→ Entries provided:
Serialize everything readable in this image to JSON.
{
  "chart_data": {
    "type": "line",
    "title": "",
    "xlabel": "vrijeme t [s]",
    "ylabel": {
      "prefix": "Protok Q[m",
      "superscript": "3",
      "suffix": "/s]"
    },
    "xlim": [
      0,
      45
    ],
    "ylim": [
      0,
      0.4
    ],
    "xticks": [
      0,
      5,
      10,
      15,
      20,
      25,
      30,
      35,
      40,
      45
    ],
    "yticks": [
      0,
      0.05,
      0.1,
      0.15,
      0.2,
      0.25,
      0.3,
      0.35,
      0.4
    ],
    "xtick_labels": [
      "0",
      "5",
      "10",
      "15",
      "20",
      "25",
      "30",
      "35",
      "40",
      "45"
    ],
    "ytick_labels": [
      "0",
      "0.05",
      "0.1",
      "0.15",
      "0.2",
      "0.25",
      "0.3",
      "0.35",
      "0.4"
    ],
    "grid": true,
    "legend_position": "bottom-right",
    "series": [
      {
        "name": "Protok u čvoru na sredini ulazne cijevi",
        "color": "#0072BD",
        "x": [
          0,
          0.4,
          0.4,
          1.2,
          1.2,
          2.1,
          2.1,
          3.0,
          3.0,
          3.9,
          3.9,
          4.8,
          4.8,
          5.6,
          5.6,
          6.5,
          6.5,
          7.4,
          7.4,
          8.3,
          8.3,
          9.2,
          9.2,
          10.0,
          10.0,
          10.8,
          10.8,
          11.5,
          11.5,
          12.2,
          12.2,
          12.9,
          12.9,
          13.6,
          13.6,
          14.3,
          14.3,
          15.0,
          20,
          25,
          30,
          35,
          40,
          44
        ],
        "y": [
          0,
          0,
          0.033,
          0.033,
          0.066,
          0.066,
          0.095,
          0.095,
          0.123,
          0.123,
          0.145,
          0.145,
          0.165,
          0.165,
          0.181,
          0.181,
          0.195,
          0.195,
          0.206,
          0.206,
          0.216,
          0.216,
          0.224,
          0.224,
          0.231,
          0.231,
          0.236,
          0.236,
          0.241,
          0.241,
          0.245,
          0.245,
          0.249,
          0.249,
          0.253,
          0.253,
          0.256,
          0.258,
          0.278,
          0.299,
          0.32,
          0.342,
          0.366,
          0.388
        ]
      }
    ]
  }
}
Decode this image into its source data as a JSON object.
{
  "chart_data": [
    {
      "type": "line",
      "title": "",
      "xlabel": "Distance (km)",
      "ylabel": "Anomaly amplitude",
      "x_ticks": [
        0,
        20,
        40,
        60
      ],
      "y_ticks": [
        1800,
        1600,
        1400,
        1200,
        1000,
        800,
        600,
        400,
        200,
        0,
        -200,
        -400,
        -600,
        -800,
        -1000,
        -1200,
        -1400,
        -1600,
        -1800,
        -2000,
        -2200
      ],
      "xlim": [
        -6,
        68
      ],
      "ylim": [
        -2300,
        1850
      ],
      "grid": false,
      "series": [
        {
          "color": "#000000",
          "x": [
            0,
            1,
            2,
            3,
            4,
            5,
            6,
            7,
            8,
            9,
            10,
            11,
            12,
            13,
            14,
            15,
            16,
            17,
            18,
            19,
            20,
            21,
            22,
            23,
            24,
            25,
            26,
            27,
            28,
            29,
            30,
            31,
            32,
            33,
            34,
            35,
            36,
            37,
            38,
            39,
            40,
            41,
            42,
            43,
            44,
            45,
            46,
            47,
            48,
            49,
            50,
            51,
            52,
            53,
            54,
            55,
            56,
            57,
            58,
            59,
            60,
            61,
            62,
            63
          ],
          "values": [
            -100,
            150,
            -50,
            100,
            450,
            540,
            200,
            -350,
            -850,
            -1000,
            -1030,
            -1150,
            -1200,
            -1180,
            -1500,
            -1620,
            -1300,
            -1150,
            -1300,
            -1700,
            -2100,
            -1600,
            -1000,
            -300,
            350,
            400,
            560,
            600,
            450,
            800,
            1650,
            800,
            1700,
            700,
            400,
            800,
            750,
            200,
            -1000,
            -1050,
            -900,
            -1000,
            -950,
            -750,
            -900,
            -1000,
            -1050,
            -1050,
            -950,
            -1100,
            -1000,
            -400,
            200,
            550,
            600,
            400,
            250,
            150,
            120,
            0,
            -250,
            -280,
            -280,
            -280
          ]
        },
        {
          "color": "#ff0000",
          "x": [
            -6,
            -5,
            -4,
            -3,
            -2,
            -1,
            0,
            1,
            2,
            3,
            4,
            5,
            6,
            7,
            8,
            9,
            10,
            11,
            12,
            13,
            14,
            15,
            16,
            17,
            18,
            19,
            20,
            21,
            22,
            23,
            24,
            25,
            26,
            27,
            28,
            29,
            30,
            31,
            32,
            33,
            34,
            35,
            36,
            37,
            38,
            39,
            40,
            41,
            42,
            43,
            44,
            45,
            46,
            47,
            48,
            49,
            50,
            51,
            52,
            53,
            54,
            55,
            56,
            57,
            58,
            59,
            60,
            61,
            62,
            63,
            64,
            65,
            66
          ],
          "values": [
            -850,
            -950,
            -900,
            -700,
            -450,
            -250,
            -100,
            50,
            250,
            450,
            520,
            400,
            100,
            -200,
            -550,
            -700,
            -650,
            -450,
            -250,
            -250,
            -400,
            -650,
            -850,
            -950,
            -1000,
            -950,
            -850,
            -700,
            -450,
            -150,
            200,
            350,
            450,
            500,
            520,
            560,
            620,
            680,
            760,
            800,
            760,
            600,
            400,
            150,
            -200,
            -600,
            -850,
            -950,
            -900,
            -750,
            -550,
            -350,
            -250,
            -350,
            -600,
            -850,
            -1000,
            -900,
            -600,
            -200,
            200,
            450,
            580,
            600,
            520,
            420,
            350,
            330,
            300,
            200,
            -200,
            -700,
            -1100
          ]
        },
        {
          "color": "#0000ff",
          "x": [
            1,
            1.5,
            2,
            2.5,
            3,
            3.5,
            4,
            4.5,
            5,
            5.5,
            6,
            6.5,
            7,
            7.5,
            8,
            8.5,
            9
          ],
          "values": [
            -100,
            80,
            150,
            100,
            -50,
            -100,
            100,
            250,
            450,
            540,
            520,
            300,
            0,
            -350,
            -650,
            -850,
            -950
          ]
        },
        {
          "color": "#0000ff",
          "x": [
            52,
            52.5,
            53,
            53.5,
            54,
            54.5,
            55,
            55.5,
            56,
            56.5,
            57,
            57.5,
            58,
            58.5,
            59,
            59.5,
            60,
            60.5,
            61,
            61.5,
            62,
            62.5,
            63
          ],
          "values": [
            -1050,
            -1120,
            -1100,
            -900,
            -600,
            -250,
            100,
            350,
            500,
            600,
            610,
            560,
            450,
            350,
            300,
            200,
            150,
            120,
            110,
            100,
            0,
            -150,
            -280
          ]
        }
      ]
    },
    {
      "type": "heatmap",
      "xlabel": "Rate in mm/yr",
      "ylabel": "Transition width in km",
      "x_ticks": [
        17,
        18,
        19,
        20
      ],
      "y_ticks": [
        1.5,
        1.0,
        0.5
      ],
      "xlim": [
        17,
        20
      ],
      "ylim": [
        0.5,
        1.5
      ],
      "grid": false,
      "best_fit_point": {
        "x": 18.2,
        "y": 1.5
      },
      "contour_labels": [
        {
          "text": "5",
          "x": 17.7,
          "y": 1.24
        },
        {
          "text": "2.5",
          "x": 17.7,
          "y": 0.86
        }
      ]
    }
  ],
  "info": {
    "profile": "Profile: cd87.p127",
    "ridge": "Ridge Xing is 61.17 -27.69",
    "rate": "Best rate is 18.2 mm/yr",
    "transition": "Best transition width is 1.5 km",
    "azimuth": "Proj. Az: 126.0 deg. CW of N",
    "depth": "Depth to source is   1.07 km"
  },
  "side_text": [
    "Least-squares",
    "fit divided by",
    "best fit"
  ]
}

→ The request: Return each line with "image".

→ Correct output:
Serialize everything readable in this image to JSON.
Decode this image into its source data as a JSON object.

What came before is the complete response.